*Written task*. Copy out each line of the material in which the word "每百张单据人工介入次数" appears.

*Data for this exercise*.
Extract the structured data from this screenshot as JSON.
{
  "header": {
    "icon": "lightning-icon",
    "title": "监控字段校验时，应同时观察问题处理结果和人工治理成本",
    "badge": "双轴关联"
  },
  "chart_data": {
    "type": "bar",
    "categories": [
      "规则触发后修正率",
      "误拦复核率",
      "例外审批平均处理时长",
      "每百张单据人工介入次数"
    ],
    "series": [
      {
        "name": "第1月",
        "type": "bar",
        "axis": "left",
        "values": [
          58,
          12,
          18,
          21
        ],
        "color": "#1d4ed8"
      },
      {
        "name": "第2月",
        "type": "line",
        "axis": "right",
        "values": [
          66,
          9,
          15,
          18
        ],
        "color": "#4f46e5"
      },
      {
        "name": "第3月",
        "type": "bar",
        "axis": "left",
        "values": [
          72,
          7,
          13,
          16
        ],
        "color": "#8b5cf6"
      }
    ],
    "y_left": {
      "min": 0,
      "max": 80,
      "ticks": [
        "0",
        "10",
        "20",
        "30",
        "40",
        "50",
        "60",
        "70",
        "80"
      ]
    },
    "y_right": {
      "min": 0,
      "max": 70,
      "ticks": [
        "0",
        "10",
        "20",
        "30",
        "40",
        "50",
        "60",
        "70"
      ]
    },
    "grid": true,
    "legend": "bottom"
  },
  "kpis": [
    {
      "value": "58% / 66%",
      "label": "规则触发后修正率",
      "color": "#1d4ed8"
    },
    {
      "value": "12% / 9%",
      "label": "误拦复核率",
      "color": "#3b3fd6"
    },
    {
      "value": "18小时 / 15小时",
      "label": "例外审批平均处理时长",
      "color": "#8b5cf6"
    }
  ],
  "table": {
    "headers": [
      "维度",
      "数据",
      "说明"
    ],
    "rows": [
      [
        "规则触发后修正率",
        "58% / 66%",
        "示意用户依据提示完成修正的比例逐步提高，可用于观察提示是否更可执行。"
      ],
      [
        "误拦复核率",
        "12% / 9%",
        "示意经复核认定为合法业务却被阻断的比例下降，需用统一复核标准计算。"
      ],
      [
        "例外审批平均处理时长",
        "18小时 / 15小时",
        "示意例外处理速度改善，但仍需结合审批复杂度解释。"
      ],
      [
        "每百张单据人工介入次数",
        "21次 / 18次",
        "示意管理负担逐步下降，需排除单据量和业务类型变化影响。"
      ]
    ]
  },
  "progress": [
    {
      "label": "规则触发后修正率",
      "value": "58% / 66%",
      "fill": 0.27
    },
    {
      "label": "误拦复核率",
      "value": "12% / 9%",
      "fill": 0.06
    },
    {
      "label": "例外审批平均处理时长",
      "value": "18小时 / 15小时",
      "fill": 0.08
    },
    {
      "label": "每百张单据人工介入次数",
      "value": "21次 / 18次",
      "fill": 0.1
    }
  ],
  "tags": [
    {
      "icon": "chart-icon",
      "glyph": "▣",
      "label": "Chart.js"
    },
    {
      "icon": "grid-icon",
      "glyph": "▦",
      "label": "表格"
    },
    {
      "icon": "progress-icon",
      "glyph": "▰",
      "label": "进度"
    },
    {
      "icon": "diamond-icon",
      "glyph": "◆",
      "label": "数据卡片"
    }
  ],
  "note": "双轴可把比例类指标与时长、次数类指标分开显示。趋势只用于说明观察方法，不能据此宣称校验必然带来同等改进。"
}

*Answer to the exercise*.
      "每百张单据人工介入次数"
        "每百张单据人工介入次数",
      "label": "每百张单据人工介入次数",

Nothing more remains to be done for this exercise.